▶ **Set exercise**:
Output each entry that follows exactly. Images stay out.

▶ **Exercise material**:
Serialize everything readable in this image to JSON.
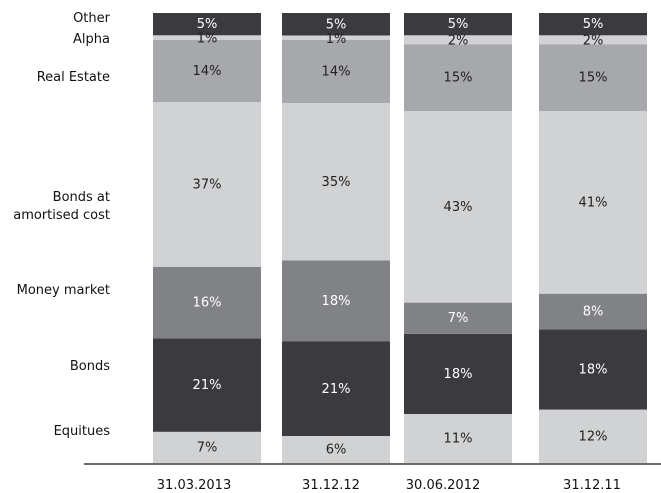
{
  "chart_data": {
    "type": "bar",
    "stacked": true,
    "normalized_percent": true,
    "categories": [
      "31.03.2013",
      "31.12.12",
      "30.06.2012",
      "31.12.11"
    ],
    "series": [
      {
        "name": "Equitues",
        "values": [
          7,
          6,
          11,
          12
        ],
        "color": "#d1d2d4",
        "label_color": "#222222"
      },
      {
        "name": "Bonds",
        "values": [
          21,
          21,
          18,
          18
        ],
        "color": "#3b3b3f",
        "label_color": "#ffffff"
      },
      {
        "name": "Money market",
        "values": [
          16,
          18,
          7,
          8
        ],
        "color": "#818286",
        "label_color": "#ffffff"
      },
      {
        "name": "Bonds at amortised cost",
        "values": [
          37,
          35,
          43,
          41
        ],
        "color": "#d1d2d4",
        "label_color": "#222222"
      },
      {
        "name": "Real Estate",
        "values": [
          14,
          14,
          15,
          15
        ],
        "color": "#a7a8ab",
        "label_color": "#222222"
      },
      {
        "name": "Alpha",
        "values": [
          1,
          1,
          2,
          2
        ],
        "color": "#d1d2d4",
        "label_color": "#222222"
      },
      {
        "name": "Other",
        "values": [
          5,
          5,
          5,
          5
        ],
        "color": "#3b3b3f",
        "label_color": "#ffffff"
      }
    ],
    "data_label_suffix": "%",
    "title": "",
    "xlabel": "",
    "ylabel": "",
    "grid": false,
    "legend": "left"
  }
}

▶ **Worked solution**:
Serialize everything readable in this image to JSON.
{
  "chart_data": {
    "type": "bar",
    "stacked": true,
    "normalized_percent": true,
    "categories": [
      "31.03.2013",
      "31.12.12",
      "30.06.2012",
      "31.12.11"
    ],
    "series": [
      {
        "name": "Equitues",
        "values": [
          7,
          6,
          11,
          12
        ],
        "color": "#d1d2d4",
        "label_color": "#222222"
      },
      {
        "name": "Bonds",
        "values": [
          21,
          21,
          18,
          18
        ],
        "color": "#3b3b3f",
        "label_color": "#ffffff"
      },
      {
        "name": "Money market",
        "values": [
          16,
          18,
          7,
          8
        ],
        "color": "#818286",
        "label_color": "#ffffff"
      },
      {
        "name": "Bonds at amortised cost",
        "values": [
          37,
          35,
          43,
          41
        ],
        "color": "#d1d2d4",
        "label_color": "#222222"
      },
      {
        "name": "Real Estate",
        "values": [
          14,
          14,
          15,
          15
        ],
        "color": "#a7a8ab",
        "label_color": "#222222"
      },
      {
        "name": "Alpha",
        "values": [
          1,
          1,
          2,
          2
        ],
        "color": "#d1d2d4",
        "label_color": "#222222"
      },
      {
        "name": "Other",
        "values": [
          5,
          5,
          5,
          5
        ],
        "color": "#3b3b3f",
        "label_color": "#ffffff"
      }
    ],
    "data_label_suffix": "%",
    "title": "",
    "xlabel": "",
    "ylabel": "",
    "grid": false,
    "legend": "left"
  }
}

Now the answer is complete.